Input rows:

=-=-=-=-=

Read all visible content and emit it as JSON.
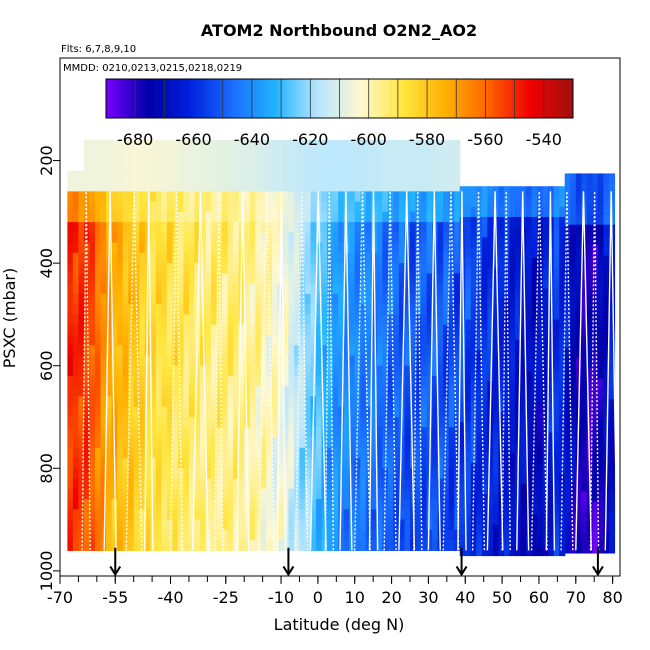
{
  "chart_data": {
    "type": "heatmap",
    "title": "ATOM2 Northbound O2N2_AO2",
    "annotations": {
      "flights": "Flts: 6,7,8,9,10",
      "dates": "MMDD: 0210,0213,0215,0218,0219"
    },
    "xlabel": "Latitude (deg N)",
    "ylabel": "PSXC (mbar)",
    "xlim": [
      -70,
      82
    ],
    "ylim": [
      1010,
      0
    ],
    "x_ticks": [
      {
        "value": -70,
        "label": "-70"
      },
      {
        "value": -55,
        "label": "-55"
      },
      {
        "value": -40,
        "label": "-40"
      },
      {
        "value": -25,
        "label": "-25"
      },
      {
        "value": -10,
        "label": "-10"
      },
      {
        "value": 0,
        "label": "0"
      },
      {
        "value": 10,
        "label": "10"
      },
      {
        "value": 20,
        "label": "20"
      },
      {
        "value": 30,
        "label": "30"
      },
      {
        "value": 40,
        "label": "40"
      },
      {
        "value": 50,
        "label": "50"
      },
      {
        "value": 60,
        "label": "60"
      },
      {
        "value": 70,
        "label": "70"
      },
      {
        "value": 80,
        "label": "80"
      }
    ],
    "y_ticks": [
      {
        "value": 200,
        "label": "200"
      },
      {
        "value": 400,
        "label": "400"
      },
      {
        "value": 600,
        "label": "600"
      },
      {
        "value": 800,
        "label": "800"
      },
      {
        "value": 1000,
        "label": "1000"
      }
    ],
    "colorbar": {
      "min": -690,
      "max": -530,
      "ticks": [
        {
          "value": -680,
          "label": "-680"
        },
        {
          "value": -660,
          "label": "-660"
        },
        {
          "value": -640,
          "label": "-640"
        },
        {
          "value": -620,
          "label": "-620"
        },
        {
          "value": -600,
          "label": "-600"
        },
        {
          "value": -580,
          "label": "-580"
        },
        {
          "value": -560,
          "label": "-560"
        },
        {
          "value": -540,
          "label": "-540"
        }
      ],
      "colors": [
        "#7a00ff",
        "#0000a8",
        "#0022dd",
        "#1a70ff",
        "#22b4ff",
        "#b8e6ff",
        "#fff8d0",
        "#ffe640",
        "#ffb000",
        "#ff6400",
        "#f00000",
        "#a01010"
      ]
    },
    "lat_profile": [
      {
        "lat": -68,
        "value": -548
      },
      {
        "lat": -62,
        "value": -552
      },
      {
        "lat": -57,
        "value": -570
      },
      {
        "lat": -52,
        "value": -576
      },
      {
        "lat": -45,
        "value": -584
      },
      {
        "lat": -38,
        "value": -588
      },
      {
        "lat": -30,
        "value": -592
      },
      {
        "lat": -22,
        "value": -592
      },
      {
        "lat": -15,
        "value": -598
      },
      {
        "lat": -9,
        "value": -604
      },
      {
        "lat": -4,
        "value": -618
      },
      {
        "lat": 0,
        "value": -626
      },
      {
        "lat": 5,
        "value": -636
      },
      {
        "lat": 10,
        "value": -640
      },
      {
        "lat": 15,
        "value": -642
      },
      {
        "lat": 20,
        "value": -646
      },
      {
        "lat": 25,
        "value": -650
      },
      {
        "lat": 30,
        "value": -648
      },
      {
        "lat": 35,
        "value": -650
      },
      {
        "lat": 40,
        "value": -652
      },
      {
        "lat": 45,
        "value": -656
      },
      {
        "lat": 50,
        "value": -660
      },
      {
        "lat": 55,
        "value": -664
      },
      {
        "lat": 60,
        "value": -668
      },
      {
        "lat": 65,
        "value": -654
      },
      {
        "lat": 70,
        "value": -672
      },
      {
        "lat": 75,
        "value": -678
      },
      {
        "lat": 80,
        "value": -662
      }
    ],
    "upper_profile": [
      {
        "lat": -68,
        "value": -606
      },
      {
        "lat": -58,
        "value": -606
      },
      {
        "lat": -48,
        "value": -604
      },
      {
        "lat": -38,
        "value": -606
      },
      {
        "lat": -28,
        "value": -608
      },
      {
        "lat": -18,
        "value": -610
      },
      {
        "lat": -8,
        "value": -614
      },
      {
        "lat": 0,
        "value": -616
      },
      {
        "lat": 10,
        "value": -616
      },
      {
        "lat": 20,
        "value": -614
      },
      {
        "lat": 30,
        "value": -614
      },
      {
        "lat": 38,
        "value": -612
      }
    ],
    "flight_start_arrows": [
      -55,
      -8,
      39,
      76
    ]
  }
}
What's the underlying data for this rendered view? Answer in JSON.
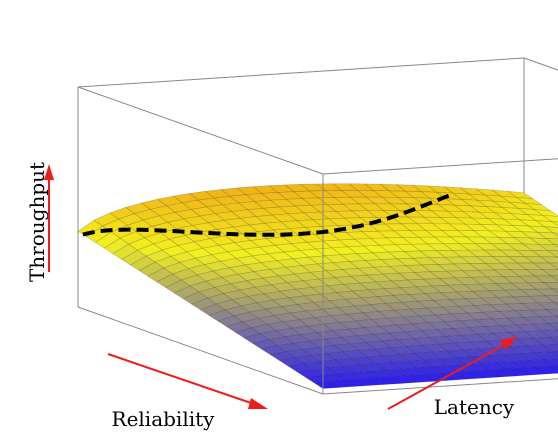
{
  "chart_data": {
    "type": "surface",
    "title": "",
    "xlabel": "Reliability",
    "ylabel": "Latency",
    "zlabel": "Throughput",
    "grid": false,
    "legend": "none",
    "colormap": [
      "#2a1cf0",
      "#f2f020",
      "#f07a10",
      "#f01010"
    ],
    "annotations": {
      "dashed_curve_color": "#000000",
      "axis_arrow_color": "#ee1c1c"
    }
  }
}
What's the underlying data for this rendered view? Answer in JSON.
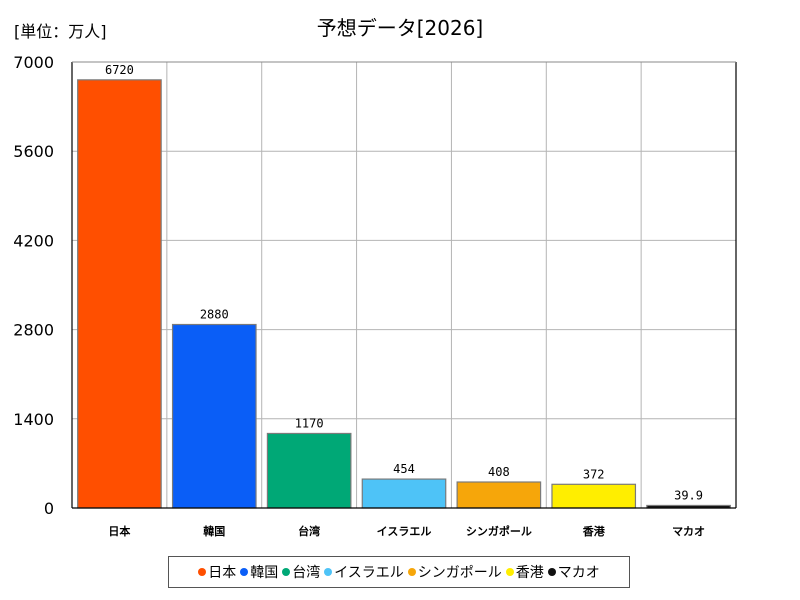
{
  "unit_label": "[単位：万人]",
  "chart_data": {
    "type": "bar",
    "title": "予想データ[2026]",
    "categories": [
      "日本",
      "韓国",
      "台湾",
      "イスラエル",
      "シンガポール",
      "香港",
      "マカオ"
    ],
    "values": [
      6720,
      2880,
      1170,
      454,
      408,
      372,
      39.9
    ],
    "data_labels": [
      "6720",
      "2880",
      "1170",
      "454",
      "408",
      "372",
      "39.9"
    ],
    "colors": [
      "#ff4f00",
      "#0a5ef7",
      "#00a876",
      "#4ec3f7",
      "#f6a60a",
      "#ffee00",
      "#111111"
    ],
    "ylim": [
      0,
      7000
    ],
    "yticks": [
      0,
      1400,
      2800,
      4200,
      5600,
      7000
    ],
    "ytick_labels": [
      "0",
      "1400",
      "2800",
      "4200",
      "5600",
      "7000"
    ],
    "grid": true,
    "legend": "bottom",
    "xlabel": "",
    "ylabel": ""
  }
}
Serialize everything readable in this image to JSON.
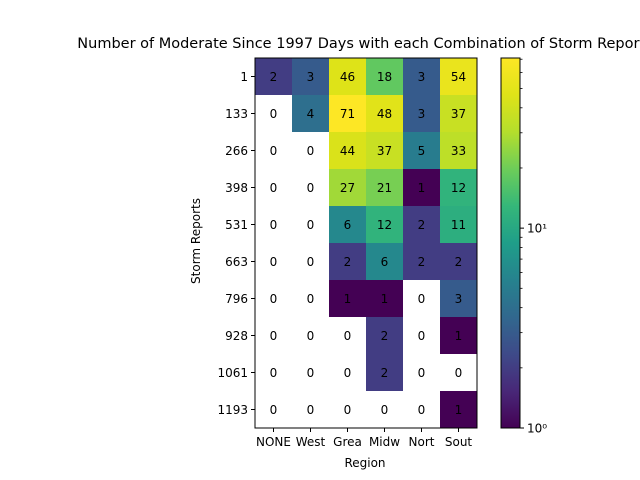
{
  "chart_data": {
    "type": "heatmap",
    "title": "Number of Moderate Since 1997 Days with each Combination of Storm Reports",
    "xlabel": "Region",
    "ylabel": "Storm Reports",
    "x_categories": [
      "NONE",
      "West",
      "Grea",
      "Midw",
      "Nort",
      "Sout"
    ],
    "y_categories": [
      "1",
      "133",
      "266",
      "398",
      "531",
      "663",
      "796",
      "928",
      "1061",
      "1193"
    ],
    "values": [
      [
        2,
        3,
        46,
        18,
        3,
        54
      ],
      [
        0,
        4,
        71,
        48,
        3,
        37
      ],
      [
        0,
        0,
        44,
        37,
        5,
        33
      ],
      [
        0,
        0,
        27,
        21,
        1,
        12
      ],
      [
        0,
        0,
        6,
        12,
        2,
        11
      ],
      [
        0,
        0,
        2,
        6,
        2,
        2
      ],
      [
        0,
        0,
        1,
        1,
        0,
        3
      ],
      [
        0,
        0,
        0,
        2,
        0,
        1
      ],
      [
        0,
        0,
        0,
        2,
        0,
        0
      ],
      [
        0,
        0,
        0,
        0,
        0,
        1
      ]
    ],
    "color_scale": "log",
    "colormap": "viridis",
    "zero_color": "#ffffff",
    "vmin": 1,
    "vmax": 71,
    "colorbar_ticks": [
      {
        "value": 1,
        "label": "10⁰"
      },
      {
        "value": 10,
        "label": "10¹"
      }
    ]
  }
}
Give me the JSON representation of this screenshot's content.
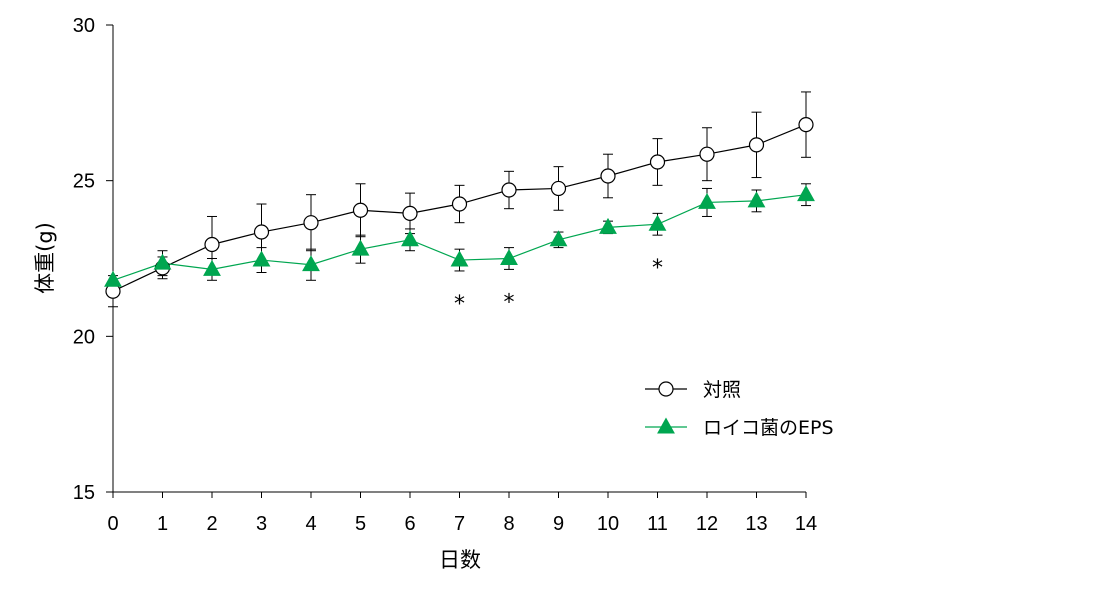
{
  "chart_data": {
    "type": "line",
    "xlabel": "日数",
    "ylabel": "体重(g)",
    "x": [
      0,
      1,
      2,
      3,
      4,
      5,
      6,
      7,
      8,
      9,
      10,
      11,
      12,
      13,
      14
    ],
    "xlim": [
      0,
      14
    ],
    "ylim": [
      15,
      30
    ],
    "yticks": [
      15,
      20,
      25,
      30
    ],
    "grid": false,
    "legend_position": "bottom-right",
    "series": [
      {
        "name": "対照",
        "marker": "open-circle",
        "color": "#000000",
        "values": [
          21.45,
          22.2,
          22.95,
          23.35,
          23.65,
          24.05,
          23.95,
          24.25,
          24.7,
          24.75,
          25.15,
          25.6,
          25.85,
          26.15,
          26.8
        ],
        "error": [
          0.5,
          0.35,
          0.9,
          0.9,
          0.9,
          0.85,
          0.65,
          0.6,
          0.6,
          0.7,
          0.7,
          0.75,
          0.85,
          1.05,
          1.05
        ]
      },
      {
        "name": "ロイコ菌のEPS",
        "marker": "filled-triangle",
        "color": "#00a650",
        "values": [
          21.8,
          22.35,
          22.15,
          22.45,
          22.3,
          22.8,
          23.1,
          22.45,
          22.5,
          23.1,
          23.5,
          23.6,
          24.3,
          24.35,
          24.55
        ],
        "error": [
          0.0,
          0.4,
          0.35,
          0.4,
          0.5,
          0.45,
          0.35,
          0.35,
          0.35,
          0.25,
          0.2,
          0.35,
          0.45,
          0.35,
          0.35
        ]
      }
    ],
    "annotations": [
      {
        "x": 7,
        "text": "*"
      },
      {
        "x": 8,
        "text": "*"
      },
      {
        "x": 11,
        "text": "*"
      }
    ]
  }
}
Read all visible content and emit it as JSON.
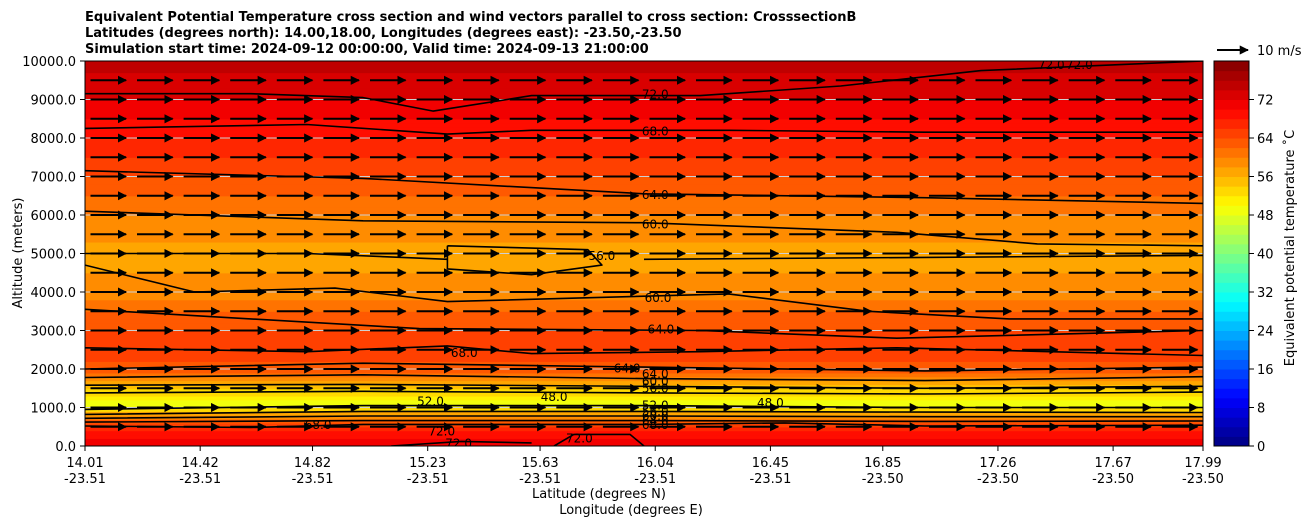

=-=-=-=-=

Stated task: All lines of the data above that include the word "type" must be shown.

Problem solution:
    "type": "heatmap",
    "type": "surface",
    "type": "bar",
    "type": "heatmap",
    "type": "line",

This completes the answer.